> [Data excerpts]
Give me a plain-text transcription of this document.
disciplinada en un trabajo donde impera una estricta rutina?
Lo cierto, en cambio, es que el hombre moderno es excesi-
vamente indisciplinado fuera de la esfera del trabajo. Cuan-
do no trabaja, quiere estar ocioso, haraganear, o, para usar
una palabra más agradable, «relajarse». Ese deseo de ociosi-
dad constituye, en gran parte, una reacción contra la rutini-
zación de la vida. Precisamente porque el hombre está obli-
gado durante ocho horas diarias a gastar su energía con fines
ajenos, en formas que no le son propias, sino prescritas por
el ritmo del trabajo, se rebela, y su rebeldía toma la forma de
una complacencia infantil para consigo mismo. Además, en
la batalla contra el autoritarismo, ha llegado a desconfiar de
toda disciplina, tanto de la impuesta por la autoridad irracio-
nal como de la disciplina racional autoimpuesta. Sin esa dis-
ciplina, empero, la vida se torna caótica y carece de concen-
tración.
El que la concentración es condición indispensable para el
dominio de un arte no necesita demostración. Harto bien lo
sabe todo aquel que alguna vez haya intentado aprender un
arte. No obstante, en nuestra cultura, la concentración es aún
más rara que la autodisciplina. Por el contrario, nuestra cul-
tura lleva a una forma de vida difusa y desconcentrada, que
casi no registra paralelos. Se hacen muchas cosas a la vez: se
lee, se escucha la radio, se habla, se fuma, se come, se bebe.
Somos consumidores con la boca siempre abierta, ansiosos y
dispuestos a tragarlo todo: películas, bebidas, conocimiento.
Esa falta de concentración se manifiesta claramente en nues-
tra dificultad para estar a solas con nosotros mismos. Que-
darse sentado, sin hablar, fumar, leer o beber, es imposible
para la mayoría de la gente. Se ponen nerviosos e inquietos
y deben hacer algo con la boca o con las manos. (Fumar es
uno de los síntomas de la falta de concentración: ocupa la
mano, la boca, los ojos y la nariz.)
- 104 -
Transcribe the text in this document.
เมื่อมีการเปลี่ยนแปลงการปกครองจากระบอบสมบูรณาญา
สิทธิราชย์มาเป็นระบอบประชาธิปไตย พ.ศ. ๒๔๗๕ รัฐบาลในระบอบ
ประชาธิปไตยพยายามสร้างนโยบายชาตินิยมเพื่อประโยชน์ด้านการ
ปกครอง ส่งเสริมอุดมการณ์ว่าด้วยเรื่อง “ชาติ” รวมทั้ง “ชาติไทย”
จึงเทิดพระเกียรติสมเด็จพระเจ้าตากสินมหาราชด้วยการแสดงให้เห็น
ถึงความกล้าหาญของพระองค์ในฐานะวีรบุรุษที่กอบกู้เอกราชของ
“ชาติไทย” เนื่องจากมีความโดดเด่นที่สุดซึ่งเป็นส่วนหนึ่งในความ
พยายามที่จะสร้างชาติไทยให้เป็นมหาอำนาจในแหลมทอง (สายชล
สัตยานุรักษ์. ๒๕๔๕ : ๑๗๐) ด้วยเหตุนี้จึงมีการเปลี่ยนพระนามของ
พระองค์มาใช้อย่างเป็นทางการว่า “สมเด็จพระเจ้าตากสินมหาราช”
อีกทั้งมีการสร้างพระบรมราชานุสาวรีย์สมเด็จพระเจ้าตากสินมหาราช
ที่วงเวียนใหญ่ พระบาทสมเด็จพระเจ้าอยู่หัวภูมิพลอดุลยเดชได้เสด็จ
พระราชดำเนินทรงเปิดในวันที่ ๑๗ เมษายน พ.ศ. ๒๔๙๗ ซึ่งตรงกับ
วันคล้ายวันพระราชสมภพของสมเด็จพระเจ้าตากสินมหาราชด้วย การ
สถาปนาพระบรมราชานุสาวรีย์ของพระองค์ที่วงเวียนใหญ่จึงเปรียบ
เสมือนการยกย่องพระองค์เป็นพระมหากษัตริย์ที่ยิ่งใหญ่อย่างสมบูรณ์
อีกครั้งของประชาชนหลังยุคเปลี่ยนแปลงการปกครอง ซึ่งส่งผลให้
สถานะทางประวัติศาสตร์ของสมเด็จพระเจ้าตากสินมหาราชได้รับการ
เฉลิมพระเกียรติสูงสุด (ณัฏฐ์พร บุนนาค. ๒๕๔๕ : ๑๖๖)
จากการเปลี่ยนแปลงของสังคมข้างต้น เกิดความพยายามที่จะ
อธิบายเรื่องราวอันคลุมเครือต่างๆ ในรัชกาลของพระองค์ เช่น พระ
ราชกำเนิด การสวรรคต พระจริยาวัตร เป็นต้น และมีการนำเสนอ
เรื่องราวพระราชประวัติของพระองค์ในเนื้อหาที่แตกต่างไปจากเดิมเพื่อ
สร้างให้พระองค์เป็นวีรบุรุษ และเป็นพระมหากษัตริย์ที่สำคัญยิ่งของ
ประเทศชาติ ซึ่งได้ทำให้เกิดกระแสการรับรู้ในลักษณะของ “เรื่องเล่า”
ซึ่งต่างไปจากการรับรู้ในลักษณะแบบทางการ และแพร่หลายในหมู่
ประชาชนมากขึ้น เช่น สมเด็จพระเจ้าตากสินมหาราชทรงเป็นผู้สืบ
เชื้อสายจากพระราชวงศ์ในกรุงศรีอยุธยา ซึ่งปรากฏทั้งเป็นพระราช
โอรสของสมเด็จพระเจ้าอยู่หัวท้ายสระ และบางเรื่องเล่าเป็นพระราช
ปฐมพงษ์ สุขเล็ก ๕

> [WRITTEN TASK] Produce an exact copy of the lines from the one containing "Transcribe the text in this document." through the last line, and of nothing else.

> [EXERCISE SOLUTION]
Transcribe the text in this document.
เมื่อมีการเปลี่ยนแปลงการปกครองจากระบอบสมบูรณาญา
สิทธิราชย์มาเป็นระบอบประชาธิปไตย พ.ศ. ๒๔๗๕ รัฐบาลในระบอบ
ประชาธิปไตยพยายามสร้างนโยบายชาตินิยมเพื่อประโยชน์ด้านการ
ปกครอง ส่งเสริมอุดมการณ์ว่าด้วยเรื่อง “ชาติ” รวมทั้ง “ชาติไทย”
จึงเทิดพระเกียรติสมเด็จพระเจ้าตากสินมหาราชด้วยการแสดงให้เห็น
ถึงความกล้าหาญของพระองค์ในฐานะวีรบุรุษที่กอบกู้เอกราชของ
“ชาติไทย” เนื่องจากมีความโดดเด่นที่สุดซึ่งเป็นส่วนหนึ่งในความ
พยายามที่จะสร้างชาติไทยให้เป็นมหาอำนาจในแหลมทอง (สายชล
สัตยานุรักษ์. ๒๕๔๕ : ๑๗๐) ด้วยเหตุนี้จึงมีการเปลี่ยนพระนามของ
พระองค์มาใช้อย่างเป็นทางการว่า “สมเด็จพระเจ้าตากสินมหาราช”
อีกทั้งมีการสร้างพระบรมราชานุสาวรีย์สมเด็จพระเจ้าตากสินมหาราช
ที่วงเวียนใหญ่ พระบาทสมเด็จพระเจ้าอยู่หัวภูมิพลอดุลยเดชได้เสด็จ
พระราชดำเนินทรงเปิดในวันที่ ๑๗ เมษายน พ.ศ. ๒๔๙๗ ซึ่งตรงกับ
วันคล้ายวันพระราชสมภพของสมเด็จพระเจ้าตากสินมหาราชด้วย การ
สถาปนาพระบรมราชานุสาวรีย์ของพระองค์ที่วงเวียนใหญ่จึงเปรียบ
เสมือนการยกย่องพระองค์เป็นพระมหากษัตริย์ที่ยิ่งใหญ่อย่างสมบูรณ์
อีกครั้งของประชาชนหลังยุคเปลี่ยนแปลงการปกครอง ซึ่งส่งผลให้
สถานะทางประวัติศาสตร์ของสมเด็จพระเจ้าตากสินมหาราชได้รับการ
เฉลิมพระเกียรติสูงสุด (ณัฏฐ์พร บุนนาค. ๒๕๔๕ : ๑๖๖)
จากการเปลี่ยนแปลงของสังคมข้างต้น เกิดความพยายามที่จะ
อธิบายเรื่องราวอันคลุมเครือต่างๆ ในรัชกาลของพระองค์ เช่น พระ
ราชกำเนิด การสวรรคต พระจริยาวัตร เป็นต้น และมีการนำเสนอ
เรื่องราวพระราชประวัติของพระองค์ในเนื้อหาที่แตกต่างไปจากเดิมเพื่อ
สร้างให้พระองค์เป็นวีรบุรุษ และเป็นพระมหากษัตริย์ที่สำคัญยิ่งของ
ประเทศชาติ ซึ่งได้ทำให้เกิดกระแสการรับรู้ในลักษณะของ “เรื่องเล่า”
ซึ่งต่างไปจากการรับรู้ในลักษณะแบบทางการ และแพร่หลายในหมู่
ประชาชนมากขึ้น เช่น สมเด็จพระเจ้าตากสินมหาราชทรงเป็นผู้สืบ
เชื้อสายจากพระราชวงศ์ในกรุงศรีอยุธยา ซึ่งปรากฏทั้งเป็นพระราช
โอรสของสมเด็จพระเจ้าอยู่หัวท้ายสระ และบางเรื่องเล่าเป็นพระราช
ปฐมพงษ์ สุขเล็ก ๕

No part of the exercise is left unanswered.